→ Work instructions: Print each of the entries exactly, leaving nothing out.

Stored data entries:
....

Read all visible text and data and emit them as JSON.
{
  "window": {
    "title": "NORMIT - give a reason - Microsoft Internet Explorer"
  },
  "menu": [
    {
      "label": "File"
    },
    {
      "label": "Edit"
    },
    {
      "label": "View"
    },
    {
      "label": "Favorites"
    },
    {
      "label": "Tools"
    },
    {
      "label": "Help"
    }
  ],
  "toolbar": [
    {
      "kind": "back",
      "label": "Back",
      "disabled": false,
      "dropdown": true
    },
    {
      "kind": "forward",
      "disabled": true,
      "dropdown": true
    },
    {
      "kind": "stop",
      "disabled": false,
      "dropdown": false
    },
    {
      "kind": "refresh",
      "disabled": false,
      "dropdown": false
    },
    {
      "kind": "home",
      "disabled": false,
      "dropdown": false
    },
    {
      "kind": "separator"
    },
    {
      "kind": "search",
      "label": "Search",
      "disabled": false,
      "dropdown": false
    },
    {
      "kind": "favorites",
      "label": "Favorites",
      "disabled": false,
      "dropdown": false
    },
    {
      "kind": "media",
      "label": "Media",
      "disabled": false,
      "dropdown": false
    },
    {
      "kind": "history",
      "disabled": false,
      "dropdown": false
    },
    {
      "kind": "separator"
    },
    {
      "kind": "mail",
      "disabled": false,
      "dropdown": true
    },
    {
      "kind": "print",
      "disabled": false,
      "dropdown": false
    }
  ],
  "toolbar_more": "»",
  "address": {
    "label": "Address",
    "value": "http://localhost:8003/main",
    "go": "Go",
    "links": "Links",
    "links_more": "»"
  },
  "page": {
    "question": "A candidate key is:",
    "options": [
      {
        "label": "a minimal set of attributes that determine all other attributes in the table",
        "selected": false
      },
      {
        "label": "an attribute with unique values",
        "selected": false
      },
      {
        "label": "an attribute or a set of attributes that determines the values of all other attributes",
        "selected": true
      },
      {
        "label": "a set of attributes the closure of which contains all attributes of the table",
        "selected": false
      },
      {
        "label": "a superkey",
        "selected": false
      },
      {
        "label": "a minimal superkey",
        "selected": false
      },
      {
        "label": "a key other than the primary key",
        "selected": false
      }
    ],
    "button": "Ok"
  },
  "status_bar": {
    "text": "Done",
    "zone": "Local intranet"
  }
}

....

→ Response to the task:
Read all visible text and data and emit them as JSON.
{
  "window": {
    "title": "NORMIT - give a reason - Microsoft Internet Explorer"
  },
  "menu": [
    {
      "label": "File"
    },
    {
      "label": "Edit"
    },
    {
      "label": "View"
    },
    {
      "label": "Favorites"
    },
    {
      "label": "Tools"
    },
    {
      "label": "Help"
    }
  ],
  "toolbar": [
    {
      "kind": "back",
      "label": "Back",
      "disabled": false,
      "dropdown": true
    },
    {
      "kind": "forward",
      "disabled": true,
      "dropdown": true
    },
    {
      "kind": "stop",
      "disabled": false,
      "dropdown": false
    },
    {
      "kind": "refresh",
      "disabled": false,
      "dropdown": false
    },
    {
      "kind": "home",
      "disabled": false,
      "dropdown": false
    },
    {
      "kind": "separator"
    },
    {
      "kind": "search",
      "label": "Search",
      "disabled": false,
      "dropdown": false
    },
    {
      "kind": "favorites",
      "label": "Favorites",
      "disabled": false,
      "dropdown": false
    },
    {
      "kind": "media",
      "label": "Media",
      "disabled": false,
      "dropdown": false
    },
    {
      "kind": "history",
      "disabled": false,
      "dropdown": false
    },
    {
      "kind": "separator"
    },
    {
      "kind": "mail",
      "disabled": false,
      "dropdown": true
    },
    {
      "kind": "print",
      "disabled": false,
      "dropdown": false
    }
  ],
  "toolbar_more": "»",
  "address": {
    "label": "Address",
    "value": "http://localhost:8003/main",
    "go": "Go",
    "links": "Links",
    "links_more": "»"
  },
  "page": {
    "question": "A candidate key is:",
    "options": [
      {
        "label": "a minimal set of attributes that determine all other attributes in the table",
        "selected": false
      },
      {
        "label": "an attribute with unique values",
        "selected": false
      },
      {
        "label": "an attribute or a set of attributes that determines the values of all other attributes",
        "selected": true
      },
      {
        "label": "a set of attributes the closure of which contains all attributes of the table",
        "selected": false
      },
      {
        "label": "a superkey",
        "selected": false
      },
      {
        "label": "a minimal superkey",
        "selected": false
      },
      {
        "label": "a key other than the primary key",
        "selected": false
      }
    ],
    "button": "Ok"
  },
  "status_bar": {
    "text": "Done",
    "zone": "Local intranet"
  }
}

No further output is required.